— Available data —
━━━━━━━━

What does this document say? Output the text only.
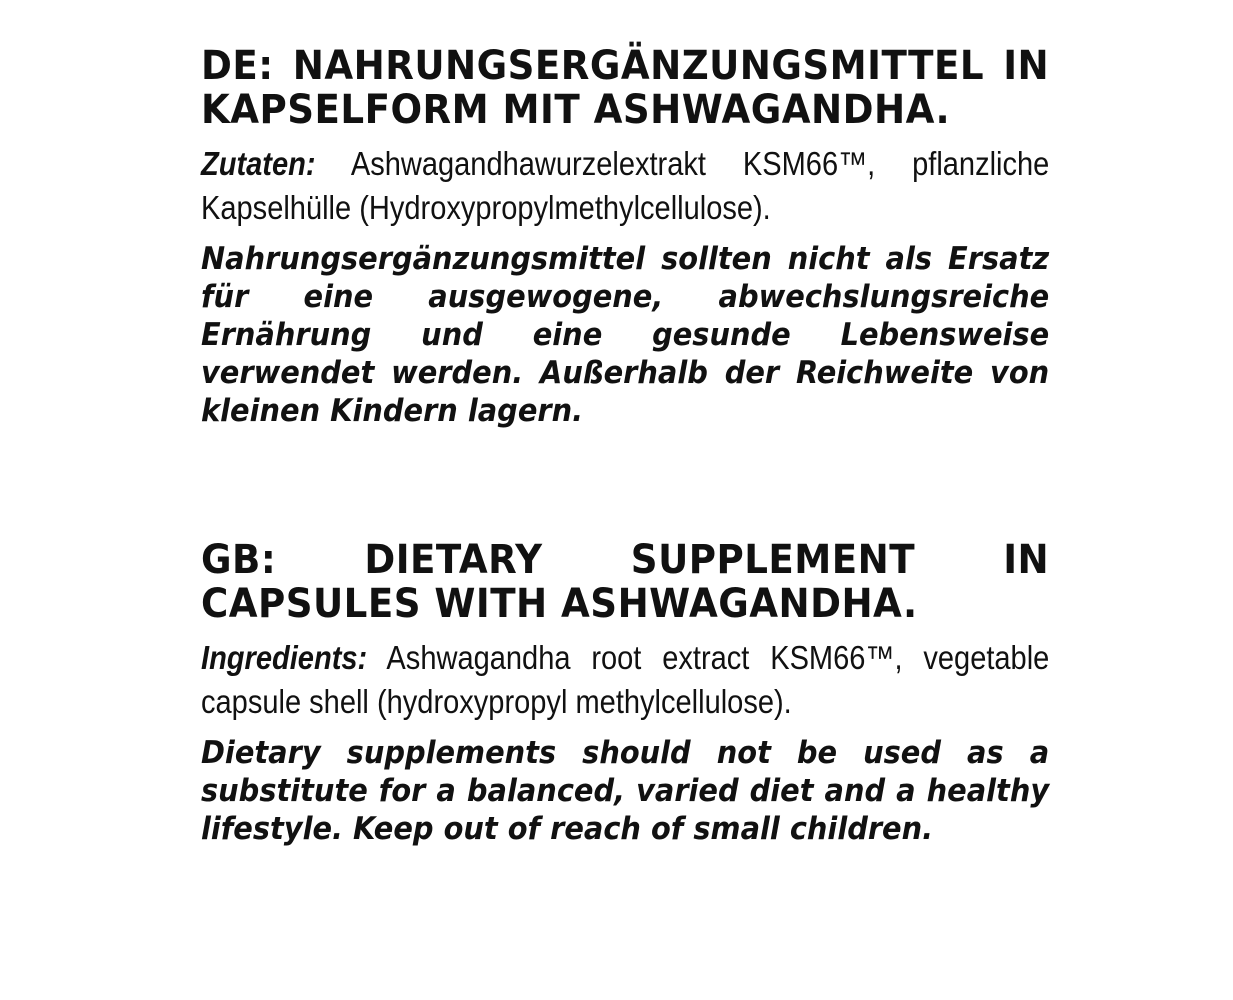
DE: NAHRUNGSERGÄNZUNGSMITTEL IN KAPSELFORM MIT ASHWAGANDHA.

Zutaten: Ashwagandhawurzelextrakt KSM66™, pflanzliche Kapselhülle (Hydroxypropylmethylcellulose).

Nahrungsergänzungsmittel sollten nicht als Ersatz für eine ausgewogene, abwechslungsreiche Ernährung und eine gesunde Lebensweise verwendet werden. Außerhalb der Reichweite von kleinen Kindern lagern.

GB: DIETARY SUPPLEMENT IN CAPSULES WITH ASHWAGANDHA.

Ingredients: Ashwagandha root extract KSM66™, vegetable capsule shell (hydroxypropyl methylcellulose).

Dietary supplements should not be used as a substitute for a balanced, varied diet and a healthy lifestyle. Keep out of reach of small children.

━━━━━━━━

— Directions for this task —
Repeat the records word for word. Any picture in them should be left out.

— Expected output —
What does this document say? Output the text only.
DE: NAHRUNGSERGÄNZUNGSMITTEL IN KAPSELFORM MIT ASHWAGANDHA.

Zutaten: Ashwagandhawurzelextrakt KSM66™, pflanzliche Kapselhülle (Hydroxypropylmethylcellulose).

Nahrungsergänzungsmittel sollten nicht als Ersatz für eine ausgewogene, abwechslungsreiche Ernährung und eine gesunde Lebensweise verwendet werden. Außerhalb der Reichweite von kleinen Kindern lagern.

GB: DIETARY SUPPLEMENT IN CAPSULES WITH ASHWAGANDHA.

Ingredients: Ashwagandha root extract KSM66™, vegetable capsule shell (hydroxypropyl methylcellulose).

Dietary supplements should not be used as a substitute for a balanced, varied diet and a healthy lifestyle. Keep out of reach of small children.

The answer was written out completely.